- _BRIEF_: Find and copy lines holding "exceeding".

- _RECORDED INFORMATION_:
——————
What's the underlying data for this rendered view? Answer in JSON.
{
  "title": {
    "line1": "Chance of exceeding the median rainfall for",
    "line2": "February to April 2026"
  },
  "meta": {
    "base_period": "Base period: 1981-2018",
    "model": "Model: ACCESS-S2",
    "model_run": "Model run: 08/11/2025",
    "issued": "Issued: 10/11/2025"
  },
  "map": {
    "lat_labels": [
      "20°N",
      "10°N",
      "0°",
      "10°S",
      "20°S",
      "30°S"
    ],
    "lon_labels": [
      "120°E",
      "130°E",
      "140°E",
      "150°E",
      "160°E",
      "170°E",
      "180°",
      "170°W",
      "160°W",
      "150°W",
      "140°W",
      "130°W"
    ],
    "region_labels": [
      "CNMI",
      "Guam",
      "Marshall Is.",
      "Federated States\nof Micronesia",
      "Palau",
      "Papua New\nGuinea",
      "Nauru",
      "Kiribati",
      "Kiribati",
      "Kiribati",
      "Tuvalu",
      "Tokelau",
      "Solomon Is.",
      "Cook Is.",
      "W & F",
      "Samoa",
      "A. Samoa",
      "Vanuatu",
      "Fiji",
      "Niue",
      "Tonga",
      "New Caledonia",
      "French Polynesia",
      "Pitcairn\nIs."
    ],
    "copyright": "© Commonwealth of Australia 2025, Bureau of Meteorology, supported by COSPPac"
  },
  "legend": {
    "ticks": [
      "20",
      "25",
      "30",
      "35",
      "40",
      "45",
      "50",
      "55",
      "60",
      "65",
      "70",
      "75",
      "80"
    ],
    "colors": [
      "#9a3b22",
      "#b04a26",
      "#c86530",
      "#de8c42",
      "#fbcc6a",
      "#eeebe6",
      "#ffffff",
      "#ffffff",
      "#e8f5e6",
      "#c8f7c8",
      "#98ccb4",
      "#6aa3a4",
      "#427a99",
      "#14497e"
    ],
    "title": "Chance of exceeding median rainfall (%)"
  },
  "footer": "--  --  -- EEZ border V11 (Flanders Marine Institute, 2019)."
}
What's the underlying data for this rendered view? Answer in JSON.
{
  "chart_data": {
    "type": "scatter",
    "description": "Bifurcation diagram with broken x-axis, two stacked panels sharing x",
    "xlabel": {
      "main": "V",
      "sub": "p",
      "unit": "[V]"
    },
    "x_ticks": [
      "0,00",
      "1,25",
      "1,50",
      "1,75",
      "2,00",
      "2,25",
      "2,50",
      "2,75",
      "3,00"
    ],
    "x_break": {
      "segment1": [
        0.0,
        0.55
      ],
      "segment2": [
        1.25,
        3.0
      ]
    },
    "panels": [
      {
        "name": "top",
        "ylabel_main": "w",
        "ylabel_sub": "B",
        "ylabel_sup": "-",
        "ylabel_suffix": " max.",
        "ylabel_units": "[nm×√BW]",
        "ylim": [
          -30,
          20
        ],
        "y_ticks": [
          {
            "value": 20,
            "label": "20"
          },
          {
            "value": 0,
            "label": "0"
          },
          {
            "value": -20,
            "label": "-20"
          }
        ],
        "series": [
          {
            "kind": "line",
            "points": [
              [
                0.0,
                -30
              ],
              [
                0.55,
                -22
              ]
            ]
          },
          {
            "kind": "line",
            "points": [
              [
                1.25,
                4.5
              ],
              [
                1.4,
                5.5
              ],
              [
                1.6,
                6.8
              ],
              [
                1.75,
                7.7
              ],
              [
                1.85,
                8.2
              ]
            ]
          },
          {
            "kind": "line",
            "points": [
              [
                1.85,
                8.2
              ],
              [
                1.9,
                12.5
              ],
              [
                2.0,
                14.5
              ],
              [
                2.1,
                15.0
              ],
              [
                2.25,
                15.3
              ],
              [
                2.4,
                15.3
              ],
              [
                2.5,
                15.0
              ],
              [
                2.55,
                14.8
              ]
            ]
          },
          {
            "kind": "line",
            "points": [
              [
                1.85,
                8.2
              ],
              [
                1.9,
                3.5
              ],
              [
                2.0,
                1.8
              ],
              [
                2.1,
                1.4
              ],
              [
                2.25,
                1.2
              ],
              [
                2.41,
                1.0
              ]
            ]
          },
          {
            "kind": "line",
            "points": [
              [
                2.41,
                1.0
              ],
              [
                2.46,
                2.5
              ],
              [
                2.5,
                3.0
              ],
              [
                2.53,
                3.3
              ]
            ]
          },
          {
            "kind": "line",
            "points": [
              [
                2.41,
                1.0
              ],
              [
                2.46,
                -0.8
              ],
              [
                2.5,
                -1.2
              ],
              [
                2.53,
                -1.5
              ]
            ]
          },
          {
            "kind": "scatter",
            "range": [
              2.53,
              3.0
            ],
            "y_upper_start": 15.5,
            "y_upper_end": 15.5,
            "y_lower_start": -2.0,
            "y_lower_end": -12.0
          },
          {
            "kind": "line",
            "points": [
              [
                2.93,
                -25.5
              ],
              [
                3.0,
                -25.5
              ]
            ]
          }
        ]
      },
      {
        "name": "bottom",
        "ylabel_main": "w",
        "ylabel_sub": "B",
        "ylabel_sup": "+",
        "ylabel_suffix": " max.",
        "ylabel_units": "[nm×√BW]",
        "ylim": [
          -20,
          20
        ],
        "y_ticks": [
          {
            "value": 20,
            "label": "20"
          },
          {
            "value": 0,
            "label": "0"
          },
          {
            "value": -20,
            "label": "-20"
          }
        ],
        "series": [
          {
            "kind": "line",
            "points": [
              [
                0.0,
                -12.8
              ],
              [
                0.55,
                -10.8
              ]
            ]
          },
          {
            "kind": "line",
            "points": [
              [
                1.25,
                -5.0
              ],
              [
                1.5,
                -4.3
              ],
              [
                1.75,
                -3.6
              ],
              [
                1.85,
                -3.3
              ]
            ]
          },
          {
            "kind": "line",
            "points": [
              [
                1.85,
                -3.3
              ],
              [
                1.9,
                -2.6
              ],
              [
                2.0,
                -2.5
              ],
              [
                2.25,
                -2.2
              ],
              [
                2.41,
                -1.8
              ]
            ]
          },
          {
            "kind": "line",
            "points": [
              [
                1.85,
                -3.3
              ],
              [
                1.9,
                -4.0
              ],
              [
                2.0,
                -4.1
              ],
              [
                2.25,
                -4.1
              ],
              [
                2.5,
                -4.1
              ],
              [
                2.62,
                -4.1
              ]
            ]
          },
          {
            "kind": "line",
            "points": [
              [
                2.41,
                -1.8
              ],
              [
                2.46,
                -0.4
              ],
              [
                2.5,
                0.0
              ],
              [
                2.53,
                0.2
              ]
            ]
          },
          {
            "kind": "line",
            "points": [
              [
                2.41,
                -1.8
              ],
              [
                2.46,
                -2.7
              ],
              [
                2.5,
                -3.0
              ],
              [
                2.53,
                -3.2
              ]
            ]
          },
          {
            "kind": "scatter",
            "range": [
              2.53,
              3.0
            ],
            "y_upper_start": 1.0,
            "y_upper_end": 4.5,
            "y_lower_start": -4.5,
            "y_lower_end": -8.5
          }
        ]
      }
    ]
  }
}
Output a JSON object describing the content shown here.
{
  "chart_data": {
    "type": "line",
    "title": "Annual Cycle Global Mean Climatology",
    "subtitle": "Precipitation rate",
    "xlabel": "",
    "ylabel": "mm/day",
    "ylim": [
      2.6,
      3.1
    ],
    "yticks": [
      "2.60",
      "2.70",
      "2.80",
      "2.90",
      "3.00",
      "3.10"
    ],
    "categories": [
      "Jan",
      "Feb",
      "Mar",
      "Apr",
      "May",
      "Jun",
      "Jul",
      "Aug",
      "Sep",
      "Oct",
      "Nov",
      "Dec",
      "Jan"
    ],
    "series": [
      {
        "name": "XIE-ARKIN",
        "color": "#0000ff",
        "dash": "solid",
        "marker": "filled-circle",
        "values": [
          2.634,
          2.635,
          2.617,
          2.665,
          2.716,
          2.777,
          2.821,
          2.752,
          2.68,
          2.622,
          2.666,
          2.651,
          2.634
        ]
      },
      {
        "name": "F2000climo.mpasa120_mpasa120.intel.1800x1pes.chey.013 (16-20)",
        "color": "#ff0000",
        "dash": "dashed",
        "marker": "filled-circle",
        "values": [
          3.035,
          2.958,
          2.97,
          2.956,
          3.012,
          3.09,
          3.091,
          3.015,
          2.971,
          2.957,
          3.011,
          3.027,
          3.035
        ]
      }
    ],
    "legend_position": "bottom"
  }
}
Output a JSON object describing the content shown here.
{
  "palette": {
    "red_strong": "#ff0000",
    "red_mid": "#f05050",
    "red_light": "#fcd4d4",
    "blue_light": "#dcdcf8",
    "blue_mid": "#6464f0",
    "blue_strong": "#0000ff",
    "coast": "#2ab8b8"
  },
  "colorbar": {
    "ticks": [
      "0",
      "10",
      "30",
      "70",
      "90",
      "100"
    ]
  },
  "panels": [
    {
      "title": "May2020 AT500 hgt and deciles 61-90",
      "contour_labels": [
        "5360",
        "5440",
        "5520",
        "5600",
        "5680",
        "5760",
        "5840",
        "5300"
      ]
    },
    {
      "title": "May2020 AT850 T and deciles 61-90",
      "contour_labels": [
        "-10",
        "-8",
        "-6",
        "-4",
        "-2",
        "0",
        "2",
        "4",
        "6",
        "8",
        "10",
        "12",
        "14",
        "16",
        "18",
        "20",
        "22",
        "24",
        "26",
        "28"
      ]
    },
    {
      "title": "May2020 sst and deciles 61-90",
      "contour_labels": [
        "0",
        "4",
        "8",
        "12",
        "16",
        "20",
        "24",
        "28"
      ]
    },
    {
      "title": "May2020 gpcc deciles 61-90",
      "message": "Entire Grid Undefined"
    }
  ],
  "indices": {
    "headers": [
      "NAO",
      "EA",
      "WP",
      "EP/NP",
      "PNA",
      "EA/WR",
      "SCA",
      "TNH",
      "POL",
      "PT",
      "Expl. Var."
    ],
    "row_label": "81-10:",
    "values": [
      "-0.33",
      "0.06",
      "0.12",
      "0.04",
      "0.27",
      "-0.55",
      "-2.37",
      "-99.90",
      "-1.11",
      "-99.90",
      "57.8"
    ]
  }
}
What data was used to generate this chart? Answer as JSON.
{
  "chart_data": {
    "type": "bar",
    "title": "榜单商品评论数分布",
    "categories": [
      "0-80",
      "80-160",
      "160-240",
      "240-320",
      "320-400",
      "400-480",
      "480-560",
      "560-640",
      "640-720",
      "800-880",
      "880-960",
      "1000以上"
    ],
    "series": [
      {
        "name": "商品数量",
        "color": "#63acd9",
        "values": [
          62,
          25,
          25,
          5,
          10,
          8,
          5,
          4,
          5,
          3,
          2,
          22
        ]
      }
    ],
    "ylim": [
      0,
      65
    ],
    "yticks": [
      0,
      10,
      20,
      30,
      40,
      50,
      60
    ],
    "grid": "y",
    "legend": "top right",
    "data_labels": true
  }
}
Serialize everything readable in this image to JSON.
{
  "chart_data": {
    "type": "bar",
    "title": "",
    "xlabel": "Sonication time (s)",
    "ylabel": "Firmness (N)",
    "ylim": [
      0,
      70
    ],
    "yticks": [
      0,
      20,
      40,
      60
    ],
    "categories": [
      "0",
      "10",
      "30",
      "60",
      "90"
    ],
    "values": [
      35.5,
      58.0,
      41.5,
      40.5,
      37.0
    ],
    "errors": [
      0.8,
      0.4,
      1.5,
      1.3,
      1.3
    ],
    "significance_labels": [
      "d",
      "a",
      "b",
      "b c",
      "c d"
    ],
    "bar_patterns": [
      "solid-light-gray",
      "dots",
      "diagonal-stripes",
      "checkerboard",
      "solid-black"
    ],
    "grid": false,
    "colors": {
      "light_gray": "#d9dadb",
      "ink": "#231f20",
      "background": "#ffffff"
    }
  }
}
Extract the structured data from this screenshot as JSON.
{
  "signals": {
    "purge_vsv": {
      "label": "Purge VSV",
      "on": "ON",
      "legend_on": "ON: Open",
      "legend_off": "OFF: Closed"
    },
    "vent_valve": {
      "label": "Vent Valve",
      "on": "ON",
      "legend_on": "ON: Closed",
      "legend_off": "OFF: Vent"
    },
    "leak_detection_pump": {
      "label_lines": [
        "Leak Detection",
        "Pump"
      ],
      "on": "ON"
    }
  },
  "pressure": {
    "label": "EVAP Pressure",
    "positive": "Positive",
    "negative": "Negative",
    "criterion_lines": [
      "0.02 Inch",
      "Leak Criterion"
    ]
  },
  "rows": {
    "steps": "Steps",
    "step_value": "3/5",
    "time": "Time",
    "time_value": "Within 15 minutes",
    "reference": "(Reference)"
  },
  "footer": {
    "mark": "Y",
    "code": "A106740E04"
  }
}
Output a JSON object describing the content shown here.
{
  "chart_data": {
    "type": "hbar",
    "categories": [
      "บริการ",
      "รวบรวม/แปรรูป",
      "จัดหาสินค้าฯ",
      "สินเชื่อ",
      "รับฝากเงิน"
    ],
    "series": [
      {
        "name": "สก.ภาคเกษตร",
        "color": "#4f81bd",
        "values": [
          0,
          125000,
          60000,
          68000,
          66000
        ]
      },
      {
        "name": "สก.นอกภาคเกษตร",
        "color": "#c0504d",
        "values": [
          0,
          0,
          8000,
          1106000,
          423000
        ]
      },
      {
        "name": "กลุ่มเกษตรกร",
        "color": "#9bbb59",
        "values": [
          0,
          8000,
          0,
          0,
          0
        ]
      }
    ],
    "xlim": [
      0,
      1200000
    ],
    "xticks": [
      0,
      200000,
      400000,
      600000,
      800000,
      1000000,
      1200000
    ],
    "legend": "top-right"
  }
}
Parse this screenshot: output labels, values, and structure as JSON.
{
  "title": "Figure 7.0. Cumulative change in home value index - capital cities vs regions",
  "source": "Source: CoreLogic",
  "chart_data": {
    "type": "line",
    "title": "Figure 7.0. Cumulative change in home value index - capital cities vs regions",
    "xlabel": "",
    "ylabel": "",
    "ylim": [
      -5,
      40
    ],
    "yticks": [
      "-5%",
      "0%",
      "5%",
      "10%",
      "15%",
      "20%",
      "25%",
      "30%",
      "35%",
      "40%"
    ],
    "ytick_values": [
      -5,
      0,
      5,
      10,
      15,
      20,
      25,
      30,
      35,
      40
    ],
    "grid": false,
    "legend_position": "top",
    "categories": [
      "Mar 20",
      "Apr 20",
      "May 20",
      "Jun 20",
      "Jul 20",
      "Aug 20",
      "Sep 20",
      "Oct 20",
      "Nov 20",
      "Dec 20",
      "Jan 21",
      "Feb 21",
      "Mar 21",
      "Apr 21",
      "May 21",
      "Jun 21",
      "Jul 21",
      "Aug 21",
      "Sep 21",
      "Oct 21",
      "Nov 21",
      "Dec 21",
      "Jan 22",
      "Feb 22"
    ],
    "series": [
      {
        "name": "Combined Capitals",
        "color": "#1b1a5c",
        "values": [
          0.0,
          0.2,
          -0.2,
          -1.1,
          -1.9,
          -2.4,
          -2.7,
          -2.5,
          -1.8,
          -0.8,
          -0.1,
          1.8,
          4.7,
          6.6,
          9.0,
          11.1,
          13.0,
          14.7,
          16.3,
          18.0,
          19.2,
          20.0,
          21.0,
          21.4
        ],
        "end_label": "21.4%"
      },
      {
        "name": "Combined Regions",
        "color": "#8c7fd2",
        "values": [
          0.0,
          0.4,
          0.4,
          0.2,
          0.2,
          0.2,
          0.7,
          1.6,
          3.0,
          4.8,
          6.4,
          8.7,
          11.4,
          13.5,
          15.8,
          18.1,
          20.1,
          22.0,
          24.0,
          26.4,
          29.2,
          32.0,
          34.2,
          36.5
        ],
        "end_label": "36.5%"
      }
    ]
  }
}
——————
- _RESPONSE TO THIS EXERCISE_:
    "line1": "Chance of exceeding the median rainfall for",
    "title": "Chance of exceeding median rainfall (%)"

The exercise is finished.